Items from a figure collection
================

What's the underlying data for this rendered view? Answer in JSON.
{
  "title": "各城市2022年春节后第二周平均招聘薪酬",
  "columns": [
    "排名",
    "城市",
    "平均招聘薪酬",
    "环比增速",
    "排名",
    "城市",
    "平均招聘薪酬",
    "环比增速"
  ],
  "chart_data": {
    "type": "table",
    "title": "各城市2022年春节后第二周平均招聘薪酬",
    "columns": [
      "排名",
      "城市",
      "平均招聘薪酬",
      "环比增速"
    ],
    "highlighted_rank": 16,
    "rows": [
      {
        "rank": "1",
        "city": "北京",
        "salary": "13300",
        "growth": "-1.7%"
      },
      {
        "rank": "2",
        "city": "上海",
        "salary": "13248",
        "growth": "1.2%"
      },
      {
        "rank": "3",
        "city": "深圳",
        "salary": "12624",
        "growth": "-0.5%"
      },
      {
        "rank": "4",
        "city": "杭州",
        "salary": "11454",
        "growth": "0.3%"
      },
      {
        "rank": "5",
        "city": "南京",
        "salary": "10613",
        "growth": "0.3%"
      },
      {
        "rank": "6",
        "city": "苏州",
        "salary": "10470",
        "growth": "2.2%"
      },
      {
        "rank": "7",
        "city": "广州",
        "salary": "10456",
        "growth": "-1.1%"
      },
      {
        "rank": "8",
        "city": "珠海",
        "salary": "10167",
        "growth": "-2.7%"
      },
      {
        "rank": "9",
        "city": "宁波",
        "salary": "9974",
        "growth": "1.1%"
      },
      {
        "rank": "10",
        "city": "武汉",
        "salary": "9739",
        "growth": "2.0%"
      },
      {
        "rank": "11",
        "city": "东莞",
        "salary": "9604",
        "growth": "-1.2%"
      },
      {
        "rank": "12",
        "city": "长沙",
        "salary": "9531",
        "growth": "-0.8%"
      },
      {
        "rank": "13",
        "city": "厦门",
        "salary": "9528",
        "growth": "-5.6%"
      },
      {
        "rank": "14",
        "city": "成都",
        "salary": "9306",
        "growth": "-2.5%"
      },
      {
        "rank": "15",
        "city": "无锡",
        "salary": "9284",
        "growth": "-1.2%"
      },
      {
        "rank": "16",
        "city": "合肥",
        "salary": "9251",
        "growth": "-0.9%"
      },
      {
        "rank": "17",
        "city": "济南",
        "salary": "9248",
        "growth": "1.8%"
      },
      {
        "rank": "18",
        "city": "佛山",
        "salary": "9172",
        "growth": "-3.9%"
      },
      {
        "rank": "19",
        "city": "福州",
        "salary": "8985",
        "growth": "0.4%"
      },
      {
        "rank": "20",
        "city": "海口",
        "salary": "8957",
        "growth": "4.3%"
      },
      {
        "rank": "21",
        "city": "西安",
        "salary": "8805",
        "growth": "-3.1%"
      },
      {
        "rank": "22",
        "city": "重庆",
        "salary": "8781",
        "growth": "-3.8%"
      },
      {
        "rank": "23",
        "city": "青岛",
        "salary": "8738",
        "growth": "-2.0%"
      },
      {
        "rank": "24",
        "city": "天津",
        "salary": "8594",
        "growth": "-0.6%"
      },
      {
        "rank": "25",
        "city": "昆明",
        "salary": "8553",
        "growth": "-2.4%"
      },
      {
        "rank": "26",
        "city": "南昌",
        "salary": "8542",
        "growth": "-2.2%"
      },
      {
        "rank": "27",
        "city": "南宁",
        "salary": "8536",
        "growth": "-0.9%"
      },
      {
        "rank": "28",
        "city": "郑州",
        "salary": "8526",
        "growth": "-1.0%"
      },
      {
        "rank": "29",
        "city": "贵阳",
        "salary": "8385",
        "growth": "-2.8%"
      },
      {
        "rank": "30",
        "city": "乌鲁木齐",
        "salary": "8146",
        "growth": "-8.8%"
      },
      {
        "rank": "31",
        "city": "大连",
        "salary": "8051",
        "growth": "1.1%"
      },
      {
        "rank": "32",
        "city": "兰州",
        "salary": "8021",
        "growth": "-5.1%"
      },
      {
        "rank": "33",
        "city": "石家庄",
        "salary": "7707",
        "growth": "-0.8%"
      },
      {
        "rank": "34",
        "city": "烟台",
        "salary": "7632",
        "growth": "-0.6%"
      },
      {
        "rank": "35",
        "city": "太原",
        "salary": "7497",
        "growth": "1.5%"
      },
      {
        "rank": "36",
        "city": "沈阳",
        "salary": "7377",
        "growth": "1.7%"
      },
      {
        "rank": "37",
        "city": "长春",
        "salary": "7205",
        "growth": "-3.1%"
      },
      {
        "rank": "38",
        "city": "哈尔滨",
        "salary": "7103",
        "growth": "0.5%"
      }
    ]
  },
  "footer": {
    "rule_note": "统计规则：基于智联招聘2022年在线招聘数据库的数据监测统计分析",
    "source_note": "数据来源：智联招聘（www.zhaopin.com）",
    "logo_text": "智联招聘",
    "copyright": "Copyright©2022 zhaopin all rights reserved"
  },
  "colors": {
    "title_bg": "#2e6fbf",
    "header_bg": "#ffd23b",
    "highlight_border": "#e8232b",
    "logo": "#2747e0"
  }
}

================

- _GIVEN EXERCISE_
Your task is to collect every line above that contains the word "zhaopin".

- _OUTPUT FOR THIS TASK_
    "source_note": "数据来源：智联招聘（www.zhaopin.com）",
    "copyright": "Copyright©2022 zhaopin all rights reserved"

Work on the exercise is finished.